## Start Input records

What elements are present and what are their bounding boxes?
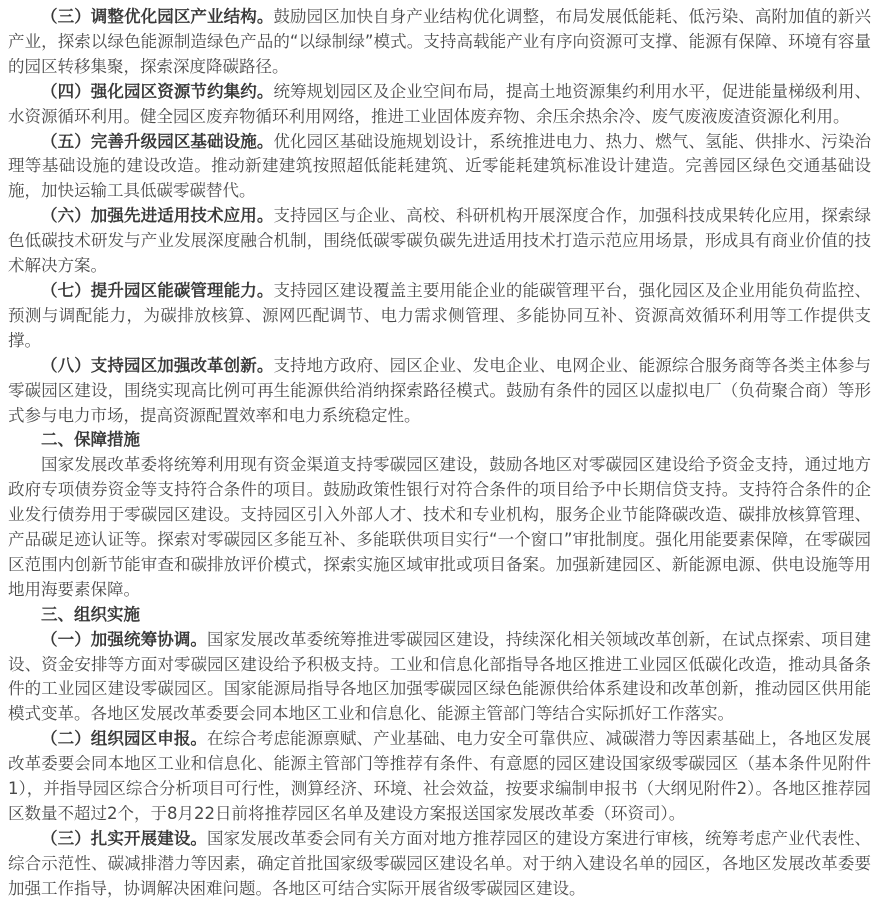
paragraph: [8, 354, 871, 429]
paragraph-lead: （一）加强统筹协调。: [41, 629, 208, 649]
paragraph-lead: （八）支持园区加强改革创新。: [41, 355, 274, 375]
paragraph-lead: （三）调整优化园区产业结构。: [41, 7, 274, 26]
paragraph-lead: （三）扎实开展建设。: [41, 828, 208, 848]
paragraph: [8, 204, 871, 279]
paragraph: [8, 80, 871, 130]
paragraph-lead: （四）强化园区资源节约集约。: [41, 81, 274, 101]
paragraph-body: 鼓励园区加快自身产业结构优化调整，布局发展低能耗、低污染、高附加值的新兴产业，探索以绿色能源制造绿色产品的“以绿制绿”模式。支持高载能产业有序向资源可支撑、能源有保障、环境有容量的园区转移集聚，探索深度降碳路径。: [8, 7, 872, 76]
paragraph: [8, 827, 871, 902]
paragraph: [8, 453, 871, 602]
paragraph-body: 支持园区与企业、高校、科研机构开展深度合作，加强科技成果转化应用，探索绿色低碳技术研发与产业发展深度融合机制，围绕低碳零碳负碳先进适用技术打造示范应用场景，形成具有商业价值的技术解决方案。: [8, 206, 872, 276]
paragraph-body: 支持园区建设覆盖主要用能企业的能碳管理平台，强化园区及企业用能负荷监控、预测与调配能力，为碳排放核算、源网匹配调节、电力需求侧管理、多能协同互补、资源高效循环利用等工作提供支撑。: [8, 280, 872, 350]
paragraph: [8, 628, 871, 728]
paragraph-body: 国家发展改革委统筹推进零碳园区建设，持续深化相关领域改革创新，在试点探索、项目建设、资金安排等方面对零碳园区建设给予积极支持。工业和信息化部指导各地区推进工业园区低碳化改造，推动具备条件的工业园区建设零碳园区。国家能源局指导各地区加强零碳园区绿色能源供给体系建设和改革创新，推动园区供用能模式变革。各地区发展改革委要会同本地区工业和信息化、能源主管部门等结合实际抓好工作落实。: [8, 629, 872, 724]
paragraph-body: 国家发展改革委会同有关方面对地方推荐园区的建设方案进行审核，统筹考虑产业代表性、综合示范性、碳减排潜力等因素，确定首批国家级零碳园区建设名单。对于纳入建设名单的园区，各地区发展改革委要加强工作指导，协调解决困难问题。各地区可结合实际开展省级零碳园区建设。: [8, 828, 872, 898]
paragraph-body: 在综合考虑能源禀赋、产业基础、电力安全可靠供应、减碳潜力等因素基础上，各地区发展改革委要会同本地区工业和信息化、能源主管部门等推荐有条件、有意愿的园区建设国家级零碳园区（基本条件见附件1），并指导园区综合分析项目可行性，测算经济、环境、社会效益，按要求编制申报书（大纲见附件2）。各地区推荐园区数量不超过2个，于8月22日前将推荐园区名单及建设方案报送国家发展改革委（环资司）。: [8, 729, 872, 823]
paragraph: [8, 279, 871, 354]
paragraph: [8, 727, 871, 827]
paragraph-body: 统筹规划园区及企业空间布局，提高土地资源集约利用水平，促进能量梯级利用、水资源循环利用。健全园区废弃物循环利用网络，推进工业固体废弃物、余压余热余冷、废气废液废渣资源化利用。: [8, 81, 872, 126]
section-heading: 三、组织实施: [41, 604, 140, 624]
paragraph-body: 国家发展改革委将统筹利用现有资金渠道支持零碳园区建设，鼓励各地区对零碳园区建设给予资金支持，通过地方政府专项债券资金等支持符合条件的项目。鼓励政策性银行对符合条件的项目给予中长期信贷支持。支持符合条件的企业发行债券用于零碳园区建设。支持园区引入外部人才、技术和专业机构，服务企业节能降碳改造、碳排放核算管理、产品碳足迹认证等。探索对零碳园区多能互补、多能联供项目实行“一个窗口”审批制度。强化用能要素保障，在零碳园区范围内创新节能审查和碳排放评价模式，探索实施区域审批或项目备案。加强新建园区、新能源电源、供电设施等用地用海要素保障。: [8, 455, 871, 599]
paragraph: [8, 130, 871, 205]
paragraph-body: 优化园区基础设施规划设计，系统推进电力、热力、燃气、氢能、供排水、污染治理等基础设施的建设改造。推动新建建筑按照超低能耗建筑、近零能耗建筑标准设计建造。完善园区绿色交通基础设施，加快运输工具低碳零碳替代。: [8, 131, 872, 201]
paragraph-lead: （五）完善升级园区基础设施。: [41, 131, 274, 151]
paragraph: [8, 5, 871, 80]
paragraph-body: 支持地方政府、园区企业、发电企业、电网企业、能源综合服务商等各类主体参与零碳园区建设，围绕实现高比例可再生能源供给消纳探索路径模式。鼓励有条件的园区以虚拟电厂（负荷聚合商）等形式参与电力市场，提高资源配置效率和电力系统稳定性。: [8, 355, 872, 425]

## End Input records

* _Task statement_:
Show each line of the records above that contains the string "lead", copied in full.

* _Written answer_:
paragraph-lead: （一）加强统筹协调。: [41, 629, 208, 649]
paragraph-lead: （八）支持园区加强改革创新。: [41, 355, 274, 375]
paragraph-lead: （三）调整优化园区产业结构。: [41, 7, 274, 26]
paragraph-lead: （三）扎实开展建设。: [41, 828, 208, 848]
paragraph-lead: （四）强化园区资源节约集约。: [41, 81, 274, 101]
paragraph-lead: （五）完善升级园区基础设施。: [41, 131, 274, 151]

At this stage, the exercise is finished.